(Dataset items)
•••••
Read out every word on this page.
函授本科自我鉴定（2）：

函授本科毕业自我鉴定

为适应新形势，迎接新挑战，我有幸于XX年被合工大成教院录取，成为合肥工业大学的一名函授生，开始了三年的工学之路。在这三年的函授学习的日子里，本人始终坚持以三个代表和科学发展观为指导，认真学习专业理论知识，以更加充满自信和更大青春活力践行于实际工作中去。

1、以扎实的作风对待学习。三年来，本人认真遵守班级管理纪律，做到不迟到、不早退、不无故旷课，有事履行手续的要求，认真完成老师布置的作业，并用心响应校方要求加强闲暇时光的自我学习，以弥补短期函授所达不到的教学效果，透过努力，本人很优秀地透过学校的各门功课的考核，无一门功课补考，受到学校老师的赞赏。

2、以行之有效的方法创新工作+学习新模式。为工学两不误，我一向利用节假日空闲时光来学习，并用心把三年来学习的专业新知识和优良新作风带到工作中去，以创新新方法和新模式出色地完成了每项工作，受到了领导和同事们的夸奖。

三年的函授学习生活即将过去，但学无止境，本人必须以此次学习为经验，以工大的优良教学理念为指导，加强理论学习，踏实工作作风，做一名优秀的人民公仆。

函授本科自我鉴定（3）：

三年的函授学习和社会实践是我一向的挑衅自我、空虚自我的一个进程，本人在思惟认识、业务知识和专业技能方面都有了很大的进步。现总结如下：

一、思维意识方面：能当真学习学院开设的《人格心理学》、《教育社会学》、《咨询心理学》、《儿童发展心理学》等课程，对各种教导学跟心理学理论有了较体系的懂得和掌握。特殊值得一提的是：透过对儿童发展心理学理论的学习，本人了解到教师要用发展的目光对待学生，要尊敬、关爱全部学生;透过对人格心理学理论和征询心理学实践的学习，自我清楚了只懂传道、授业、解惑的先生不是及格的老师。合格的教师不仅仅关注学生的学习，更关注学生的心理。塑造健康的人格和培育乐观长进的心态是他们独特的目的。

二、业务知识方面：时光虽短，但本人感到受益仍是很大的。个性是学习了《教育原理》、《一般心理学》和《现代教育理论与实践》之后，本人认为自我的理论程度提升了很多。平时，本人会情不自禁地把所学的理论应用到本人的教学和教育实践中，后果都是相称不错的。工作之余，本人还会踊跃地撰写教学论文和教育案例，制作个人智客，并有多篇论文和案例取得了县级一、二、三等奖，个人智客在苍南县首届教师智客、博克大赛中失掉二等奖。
•••••
EXERCISE BRIEF: The records above should be returned exactly.

TASK OUTPUT:
Read out every word on this page.
函授本科自我鉴定（2）：

函授本科毕业自我鉴定

为适应新形势，迎接新挑战，我有幸于XX年被合工大成教院录取，成为合肥工业大学的一名函授生，开始了三年的工学之路。在这三年的函授学习的日子里，本人始终坚持以三个代表和科学发展观为指导，认真学习专业理论知识，以更加充满自信和更大青春活力践行于实际工作中去。

1、以扎实的作风对待学习。三年来，本人认真遵守班级管理纪律，做到不迟到、不早退、不无故旷课，有事履行手续的要求，认真完成老师布置的作业，并用心响应校方要求加强闲暇时光的自我学习，以弥补短期函授所达不到的教学效果，透过努力，本人很优秀地透过学校的各门功课的考核，无一门功课补考，受到学校老师的赞赏。

2、以行之有效的方法创新工作+学习新模式。为工学两不误，我一向利用节假日空闲时光来学习，并用心把三年来学习的专业新知识和优良新作风带到工作中去，以创新新方法和新模式出色地完成了每项工作，受到了领导和同事们的夸奖。

三年的函授学习生活即将过去，但学无止境，本人必须以此次学习为经验，以工大的优良教学理念为指导，加强理论学习，踏实工作作风，做一名优秀的人民公仆。

函授本科自我鉴定（3）：

三年的函授学习和社会实践是我一向的挑衅自我、空虚自我的一个进程，本人在思惟认识、业务知识和专业技能方面都有了很大的进步。现总结如下：

一、思维意识方面：能当真学习学院开设的《人格心理学》、《教育社会学》、《咨询心理学》、《儿童发展心理学》等课程，对各种教导学跟心理学理论有了较体系的懂得和掌握。特殊值得一提的是：透过对儿童发展心理学理论的学习，本人了解到教师要用发展的目光对待学生，要尊敬、关爱全部学生;透过对人格心理学理论和征询心理学实践的学习，自我清楚了只懂传道、授业、解惑的先生不是及格的老师。合格的教师不仅仅关注学生的学习，更关注学生的心理。塑造健康的人格和培育乐观长进的心态是他们独特的目的。

二、业务知识方面：时光虽短，但本人感到受益仍是很大的。个性是学习了《教育原理》、《一般心理学》和《现代教育理论与实践》之后，本人认为自我的理论程度提升了很多。平时，本人会情不自禁地把所学的理论应用到本人的教学和教育实践中，后果都是相称不错的。工作之余，本人还会踊跃地撰写教学论文和教育案例，制作个人智客，并有多篇论文和案例取得了县级一、二、三等奖，个人智客在苍南县首届教师智客、博克大赛中失掉二等奖。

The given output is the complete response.